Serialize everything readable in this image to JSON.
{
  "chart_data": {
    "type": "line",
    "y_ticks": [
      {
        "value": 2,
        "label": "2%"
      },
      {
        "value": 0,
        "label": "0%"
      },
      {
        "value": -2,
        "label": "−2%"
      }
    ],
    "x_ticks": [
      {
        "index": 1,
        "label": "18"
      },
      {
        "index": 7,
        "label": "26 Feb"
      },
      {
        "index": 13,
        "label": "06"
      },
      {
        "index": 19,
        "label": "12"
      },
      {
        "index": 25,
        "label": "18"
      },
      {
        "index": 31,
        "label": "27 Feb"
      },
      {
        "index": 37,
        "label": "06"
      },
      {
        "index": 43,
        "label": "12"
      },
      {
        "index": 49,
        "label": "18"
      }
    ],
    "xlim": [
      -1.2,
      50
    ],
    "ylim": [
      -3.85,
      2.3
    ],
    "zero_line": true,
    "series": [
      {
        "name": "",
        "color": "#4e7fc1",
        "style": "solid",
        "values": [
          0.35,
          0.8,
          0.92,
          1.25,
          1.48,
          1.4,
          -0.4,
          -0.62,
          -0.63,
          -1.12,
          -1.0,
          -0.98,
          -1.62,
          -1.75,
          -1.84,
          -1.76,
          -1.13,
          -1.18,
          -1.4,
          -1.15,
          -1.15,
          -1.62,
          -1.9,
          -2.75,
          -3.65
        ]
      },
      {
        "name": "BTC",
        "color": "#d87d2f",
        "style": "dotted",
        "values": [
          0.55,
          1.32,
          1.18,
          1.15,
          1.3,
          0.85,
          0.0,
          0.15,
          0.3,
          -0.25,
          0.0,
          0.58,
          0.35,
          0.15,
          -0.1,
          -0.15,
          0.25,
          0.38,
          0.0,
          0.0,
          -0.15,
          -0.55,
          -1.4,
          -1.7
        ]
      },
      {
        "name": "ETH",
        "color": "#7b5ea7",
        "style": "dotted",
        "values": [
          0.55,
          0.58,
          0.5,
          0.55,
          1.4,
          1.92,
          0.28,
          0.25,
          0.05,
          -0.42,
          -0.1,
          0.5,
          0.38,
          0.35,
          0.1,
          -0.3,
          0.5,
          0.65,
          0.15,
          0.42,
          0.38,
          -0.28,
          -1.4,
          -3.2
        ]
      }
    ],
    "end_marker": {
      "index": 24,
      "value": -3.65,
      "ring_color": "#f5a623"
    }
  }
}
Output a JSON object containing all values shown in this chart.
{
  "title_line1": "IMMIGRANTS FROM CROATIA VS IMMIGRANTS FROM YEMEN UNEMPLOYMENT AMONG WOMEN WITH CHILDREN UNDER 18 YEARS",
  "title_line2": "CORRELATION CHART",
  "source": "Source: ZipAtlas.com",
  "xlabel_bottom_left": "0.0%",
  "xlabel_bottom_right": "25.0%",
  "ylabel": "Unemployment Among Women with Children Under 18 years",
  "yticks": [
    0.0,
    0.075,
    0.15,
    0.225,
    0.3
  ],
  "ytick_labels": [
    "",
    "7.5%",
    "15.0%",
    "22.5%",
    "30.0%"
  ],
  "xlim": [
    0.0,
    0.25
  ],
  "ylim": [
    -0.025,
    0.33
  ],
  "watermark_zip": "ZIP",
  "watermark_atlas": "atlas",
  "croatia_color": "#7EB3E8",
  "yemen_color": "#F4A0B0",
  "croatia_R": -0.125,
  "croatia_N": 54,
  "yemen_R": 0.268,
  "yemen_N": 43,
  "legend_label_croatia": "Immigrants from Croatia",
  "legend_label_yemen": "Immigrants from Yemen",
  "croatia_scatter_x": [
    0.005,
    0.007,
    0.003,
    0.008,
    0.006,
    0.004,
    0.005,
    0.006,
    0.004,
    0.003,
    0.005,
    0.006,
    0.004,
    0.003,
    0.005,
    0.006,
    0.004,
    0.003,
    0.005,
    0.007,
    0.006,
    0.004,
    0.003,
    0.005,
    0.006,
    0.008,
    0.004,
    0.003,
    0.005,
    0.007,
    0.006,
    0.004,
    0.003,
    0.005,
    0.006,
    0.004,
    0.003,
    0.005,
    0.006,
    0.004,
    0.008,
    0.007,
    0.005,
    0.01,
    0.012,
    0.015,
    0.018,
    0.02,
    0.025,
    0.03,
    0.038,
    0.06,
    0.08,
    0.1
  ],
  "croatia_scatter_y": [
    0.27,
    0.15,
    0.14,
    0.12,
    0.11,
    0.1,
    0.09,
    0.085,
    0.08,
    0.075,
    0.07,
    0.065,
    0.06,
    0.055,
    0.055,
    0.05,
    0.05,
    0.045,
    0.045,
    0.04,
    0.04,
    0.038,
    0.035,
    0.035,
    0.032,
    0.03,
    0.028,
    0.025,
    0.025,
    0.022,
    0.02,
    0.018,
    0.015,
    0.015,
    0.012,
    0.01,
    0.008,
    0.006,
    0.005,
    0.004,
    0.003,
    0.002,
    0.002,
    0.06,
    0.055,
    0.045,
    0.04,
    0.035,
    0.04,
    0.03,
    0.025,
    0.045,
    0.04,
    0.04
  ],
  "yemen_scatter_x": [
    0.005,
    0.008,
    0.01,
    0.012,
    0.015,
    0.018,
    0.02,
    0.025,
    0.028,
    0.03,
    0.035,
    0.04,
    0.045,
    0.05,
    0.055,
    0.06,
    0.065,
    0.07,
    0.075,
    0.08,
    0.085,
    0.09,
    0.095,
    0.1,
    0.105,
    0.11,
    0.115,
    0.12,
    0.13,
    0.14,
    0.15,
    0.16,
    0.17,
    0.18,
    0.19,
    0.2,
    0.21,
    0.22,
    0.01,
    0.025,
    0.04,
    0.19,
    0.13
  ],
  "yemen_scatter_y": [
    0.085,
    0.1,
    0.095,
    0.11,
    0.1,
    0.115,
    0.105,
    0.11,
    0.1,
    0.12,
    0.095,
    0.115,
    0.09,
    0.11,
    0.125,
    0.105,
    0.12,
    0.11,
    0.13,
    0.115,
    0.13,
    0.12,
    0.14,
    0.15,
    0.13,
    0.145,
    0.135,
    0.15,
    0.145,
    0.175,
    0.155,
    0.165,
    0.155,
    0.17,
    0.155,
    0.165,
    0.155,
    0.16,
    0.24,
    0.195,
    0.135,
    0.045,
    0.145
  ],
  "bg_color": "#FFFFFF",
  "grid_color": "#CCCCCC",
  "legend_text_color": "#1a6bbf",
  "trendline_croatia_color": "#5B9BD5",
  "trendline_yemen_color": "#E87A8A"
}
..............................
- _What needs to be done_:
Each entry above is to be quoted exactly.

- _Task answer_:
Serialize everything readable in this image to JSON.
{
  "chart_data": {
    "type": "line",
    "y_ticks": [
      {
        "value": 2,
        "label": "2%"
      },
      {
        "value": 0,
        "label": "0%"
      },
      {
        "value": -2,
        "label": "−2%"
      }
    ],
    "x_ticks": [
      {
        "index": 1,
        "label": "18"
      },
      {
        "index": 7,
        "label": "26 Feb"
      },
      {
        "index": 13,
        "label": "06"
      },
      {
        "index": 19,
        "label": "12"
      },
      {
        "index": 25,
        "label": "18"
      },
      {
        "index": 31,
        "label": "27 Feb"
      },
      {
        "index": 37,
        "label": "06"
      },
      {
        "index": 43,
        "label": "12"
      },
      {
        "index": 49,
        "label": "18"
      }
    ],
    "xlim": [
      -1.2,
      50
    ],
    "ylim": [
      -3.85,
      2.3
    ],
    "zero_line": true,
    "series": [
      {
        "name": "",
        "color": "#4e7fc1",
        "style": "solid",
        "values": [
          0.35,
          0.8,
          0.92,
          1.25,
          1.48,
          1.4,
          -0.4,
          -0.62,
          -0.63,
          -1.12,
          -1.0,
          -0.98,
          -1.62,
          -1.75,
          -1.84,
          -1.76,
          -1.13,
          -1.18,
          -1.4,
          -1.15,
          -1.15,
          -1.62,
          -1.9,
          -2.75,
          -3.65
        ]
      },
      {
        "name": "BTC",
        "color": "#d87d2f",
        "style": "dotted",
        "values": [
          0.55,
          1.32,
          1.18,
          1.15,
          1.3,
          0.85,
          0.0,
          0.15,
          0.3,
          -0.25,
          0.0,
          0.58,
          0.35,
          0.15,
          -0.1,
          -0.15,
          0.25,
          0.38,
          0.0,
          0.0,
          -0.15,
          -0.55,
          -1.4,
          -1.7
        ]
      },
      {
        "name": "ETH",
        "color": "#7b5ea7",
        "style": "dotted",
        "values": [
          0.55,
          0.58,
          0.5,
          0.55,
          1.4,
          1.92,
          0.28,
          0.25,
          0.05,
          -0.42,
          -0.1,
          0.5,
          0.38,
          0.35,
          0.1,
          -0.3,
          0.5,
          0.65,
          0.15,
          0.42,
          0.38,
          -0.28,
          -1.4,
          -3.2
        ]
      }
    ],
    "end_marker": {
      "index": 24,
      "value": -3.65,
      "ring_color": "#f5a623"
    }
  }
}
Output a JSON object containing all values shown in this chart.
{
  "title_line1": "IMMIGRANTS FROM CROATIA VS IMMIGRANTS FROM YEMEN UNEMPLOYMENT AMONG WOMEN WITH CHILDREN UNDER 18 YEARS",
  "title_line2": "CORRELATION CHART",
  "source": "Source: ZipAtlas.com",
  "xlabel_bottom_left": "0.0%",
  "xlabel_bottom_right": "25.0%",
  "ylabel": "Unemployment Among Women with Children Under 18 years",
  "yticks": [
    0.0,
    0.075,
    0.15,
    0.225,
    0.3
  ],
  "ytick_labels": [
    "",
    "7.5%",
    "15.0%",
    "22.5%",
    "30.0%"
  ],
  "xlim": [
    0.0,
    0.25
  ],
  "ylim": [
    -0.025,
    0.33
  ],
  "watermark_zip": "ZIP",
  "watermark_atlas": "atlas",
  "croatia_color": "#7EB3E8",
  "yemen_color": "#F4A0B0",
  "croatia_R": -0.125,
  "croatia_N": 54,
  "yemen_R": 0.268,
  "yemen_N": 43,
  "legend_label_croatia": "Immigrants from Croatia",
  "legend_label_yemen": "Immigrants from Yemen",
  "croatia_scatter_x": [
    0.005,
    0.007,
    0.003,
    0.008,
    0.006,
    0.004,
    0.005,
    0.006,
    0.004,
    0.003,
    0.005,
    0.006,
    0.004,
    0.003,
    0.005,
    0.006,
    0.004,
    0.003,
    0.005,
    0.007,
    0.006,
    0.004,
    0.003,
    0.005,
    0.006,
    0.008,
    0.004,
    0.003,
    0.005,
    0.007,
    0.006,
    0.004,
    0.003,
    0.005,
    0.006,
    0.004,
    0.003,
    0.005,
    0.006,
    0.004,
    0.008,
    0.007,
    0.005,
    0.01,
    0.012,
    0.015,
    0.018,
    0.02,
    0.025,
    0.03,
    0.038,
    0.06,
    0.08,
    0.1
  ],
  "croatia_scatter_y": [
    0.27,
    0.15,
    0.14,
    0.12,
    0.11,
    0.1,
    0.09,
    0.085,
    0.08,
    0.075,
    0.07,
    0.065,
    0.06,
    0.055,
    0.055,
    0.05,
    0.05,
    0.045,
    0.045,
    0.04,
    0.04,
    0.038,
    0.035,
    0.035,
    0.032,
    0.03,
    0.028,
    0.025,
    0.025,
    0.022,
    0.02,
    0.018,
    0.015,
    0.015,
    0.012,
    0.01,
    0.008,
    0.006,
    0.005,
    0.004,
    0.003,
    0.002,
    0.002,
    0.06,
    0.055,
    0.045,
    0.04,
    0.035,
    0.04,
    0.03,
    0.025,
    0.045,
    0.04,
    0.04
  ],
  "yemen_scatter_x": [
    0.005,
    0.008,
    0.01,
    0.012,
    0.015,
    0.018,
    0.02,
    0.025,
    0.028,
    0.03,
    0.035,
    0.04,
    0.045,
    0.05,
    0.055,
    0.06,
    0.065,
    0.07,
    0.075,
    0.08,
    0.085,
    0.09,
    0.095,
    0.1,
    0.105,
    0.11,
    0.115,
    0.12,
    0.13,
    0.14,
    0.15,
    0.16,
    0.17,
    0.18,
    0.19,
    0.2,
    0.21,
    0.22,
    0.01,
    0.025,
    0.04,
    0.19,
    0.13
  ],
  "yemen_scatter_y": [
    0.085,
    0.1,
    0.095,
    0.11,
    0.1,
    0.115,
    0.105,
    0.11,
    0.1,
    0.12,
    0.095,
    0.115,
    0.09,
    0.11,
    0.125,
    0.105,
    0.12,
    0.11,
    0.13,
    0.115,
    0.13,
    0.12,
    0.14,
    0.15,
    0.13,
    0.145,
    0.135,
    0.15,
    0.145,
    0.175,
    0.155,
    0.165,
    0.155,
    0.17,
    0.155,
    0.165,
    0.155,
    0.16,
    0.24,
    0.195,
    0.135,
    0.045,
    0.145
  ],
  "bg_color": "#FFFFFF",
  "grid_color": "#CCCCCC",
  "legend_text_color": "#1a6bbf",
  "trendline_croatia_color": "#5B9BD5",
  "trendline_yemen_color": "#E87A8A"
}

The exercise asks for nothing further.